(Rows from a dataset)
__________

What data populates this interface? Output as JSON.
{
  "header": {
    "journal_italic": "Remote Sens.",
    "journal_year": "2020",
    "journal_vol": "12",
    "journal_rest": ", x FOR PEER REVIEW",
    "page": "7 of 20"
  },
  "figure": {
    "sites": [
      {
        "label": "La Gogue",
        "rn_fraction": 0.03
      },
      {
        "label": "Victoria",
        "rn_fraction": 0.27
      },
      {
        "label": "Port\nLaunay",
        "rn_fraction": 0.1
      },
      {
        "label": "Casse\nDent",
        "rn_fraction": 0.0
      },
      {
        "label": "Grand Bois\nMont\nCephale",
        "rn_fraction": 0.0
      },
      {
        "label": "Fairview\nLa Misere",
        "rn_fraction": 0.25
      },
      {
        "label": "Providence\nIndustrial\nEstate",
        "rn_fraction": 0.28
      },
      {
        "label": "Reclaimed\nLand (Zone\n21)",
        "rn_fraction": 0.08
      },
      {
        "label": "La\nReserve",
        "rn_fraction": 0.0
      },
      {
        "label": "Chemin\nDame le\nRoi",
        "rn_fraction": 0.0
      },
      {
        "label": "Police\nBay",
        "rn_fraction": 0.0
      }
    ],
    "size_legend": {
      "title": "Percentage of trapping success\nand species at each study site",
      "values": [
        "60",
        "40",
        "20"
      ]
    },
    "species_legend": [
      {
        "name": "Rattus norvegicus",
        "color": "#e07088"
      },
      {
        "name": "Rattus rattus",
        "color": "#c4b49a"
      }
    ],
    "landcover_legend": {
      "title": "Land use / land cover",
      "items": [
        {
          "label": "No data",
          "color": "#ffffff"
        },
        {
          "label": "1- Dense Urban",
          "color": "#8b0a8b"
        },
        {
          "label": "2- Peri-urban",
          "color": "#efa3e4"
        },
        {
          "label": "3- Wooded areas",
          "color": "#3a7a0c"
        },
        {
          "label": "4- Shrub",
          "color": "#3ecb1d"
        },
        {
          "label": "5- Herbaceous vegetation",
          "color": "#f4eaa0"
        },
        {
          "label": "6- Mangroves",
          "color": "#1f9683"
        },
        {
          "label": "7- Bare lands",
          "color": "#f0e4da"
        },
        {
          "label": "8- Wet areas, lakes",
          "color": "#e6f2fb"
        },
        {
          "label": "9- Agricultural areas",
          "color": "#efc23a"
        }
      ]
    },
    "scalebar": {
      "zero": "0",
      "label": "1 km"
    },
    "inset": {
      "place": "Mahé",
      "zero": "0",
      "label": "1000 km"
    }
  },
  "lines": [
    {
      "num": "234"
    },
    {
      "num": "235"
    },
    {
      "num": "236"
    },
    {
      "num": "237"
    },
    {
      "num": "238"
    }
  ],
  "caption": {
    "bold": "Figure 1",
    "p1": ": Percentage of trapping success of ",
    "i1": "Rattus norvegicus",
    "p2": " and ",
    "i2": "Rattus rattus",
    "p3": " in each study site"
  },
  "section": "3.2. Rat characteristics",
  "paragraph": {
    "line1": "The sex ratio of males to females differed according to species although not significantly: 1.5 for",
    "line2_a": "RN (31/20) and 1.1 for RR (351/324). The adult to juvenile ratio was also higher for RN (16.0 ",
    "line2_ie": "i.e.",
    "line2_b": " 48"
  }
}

__________

§ TASK GOAL: Exactly as shown, repeat every record.

§ FINISHED ANSWER:
What data populates this interface? Output as JSON.
{
  "header": {
    "journal_italic": "Remote Sens.",
    "journal_year": "2020",
    "journal_vol": "12",
    "journal_rest": ", x FOR PEER REVIEW",
    "page": "7 of 20"
  },
  "figure": {
    "sites": [
      {
        "label": "La Gogue",
        "rn_fraction": 0.03
      },
      {
        "label": "Victoria",
        "rn_fraction": 0.27
      },
      {
        "label": "Port\nLaunay",
        "rn_fraction": 0.1
      },
      {
        "label": "Casse\nDent",
        "rn_fraction": 0.0
      },
      {
        "label": "Grand Bois\nMont\nCephale",
        "rn_fraction": 0.0
      },
      {
        "label": "Fairview\nLa Misere",
        "rn_fraction": 0.25
      },
      {
        "label": "Providence\nIndustrial\nEstate",
        "rn_fraction": 0.28
      },
      {
        "label": "Reclaimed\nLand (Zone\n21)",
        "rn_fraction": 0.08
      },
      {
        "label": "La\nReserve",
        "rn_fraction": 0.0
      },
      {
        "label": "Chemin\nDame le\nRoi",
        "rn_fraction": 0.0
      },
      {
        "label": "Police\nBay",
        "rn_fraction": 0.0
      }
    ],
    "size_legend": {
      "title": "Percentage of trapping success\nand species at each study site",
      "values": [
        "60",
        "40",
        "20"
      ]
    },
    "species_legend": [
      {
        "name": "Rattus norvegicus",
        "color": "#e07088"
      },
      {
        "name": "Rattus rattus",
        "color": "#c4b49a"
      }
    ],
    "landcover_legend": {
      "title": "Land use / land cover",
      "items": [
        {
          "label": "No data",
          "color": "#ffffff"
        },
        {
          "label": "1- Dense Urban",
          "color": "#8b0a8b"
        },
        {
          "label": "2- Peri-urban",
          "color": "#efa3e4"
        },
        {
          "label": "3- Wooded areas",
          "color": "#3a7a0c"
        },
        {
          "label": "4- Shrub",
          "color": "#3ecb1d"
        },
        {
          "label": "5- Herbaceous vegetation",
          "color": "#f4eaa0"
        },
        {
          "label": "6- Mangroves",
          "color": "#1f9683"
        },
        {
          "label": "7- Bare lands",
          "color": "#f0e4da"
        },
        {
          "label": "8- Wet areas, lakes",
          "color": "#e6f2fb"
        },
        {
          "label": "9- Agricultural areas",
          "color": "#efc23a"
        }
      ]
    },
    "scalebar": {
      "zero": "0",
      "label": "1 km"
    },
    "inset": {
      "place": "Mahé",
      "zero": "0",
      "label": "1000 km"
    }
  },
  "lines": [
    {
      "num": "234"
    },
    {
      "num": "235"
    },
    {
      "num": "236"
    },
    {
      "num": "237"
    },
    {
      "num": "238"
    }
  ],
  "caption": {
    "bold": "Figure 1",
    "p1": ": Percentage of trapping success of ",
    "i1": "Rattus norvegicus",
    "p2": " and ",
    "i2": "Rattus rattus",
    "p3": " in each study site"
  },
  "section": "3.2. Rat characteristics",
  "paragraph": {
    "line1": "The sex ratio of males to females differed according to species although not significantly: 1.5 for",
    "line2_a": "RN (31/20) and 1.1 for RR (351/324). The adult to juvenile ratio was also higher for RN (16.0 ",
    "line2_ie": "i.e.",
    "line2_b": " 48"
  }
}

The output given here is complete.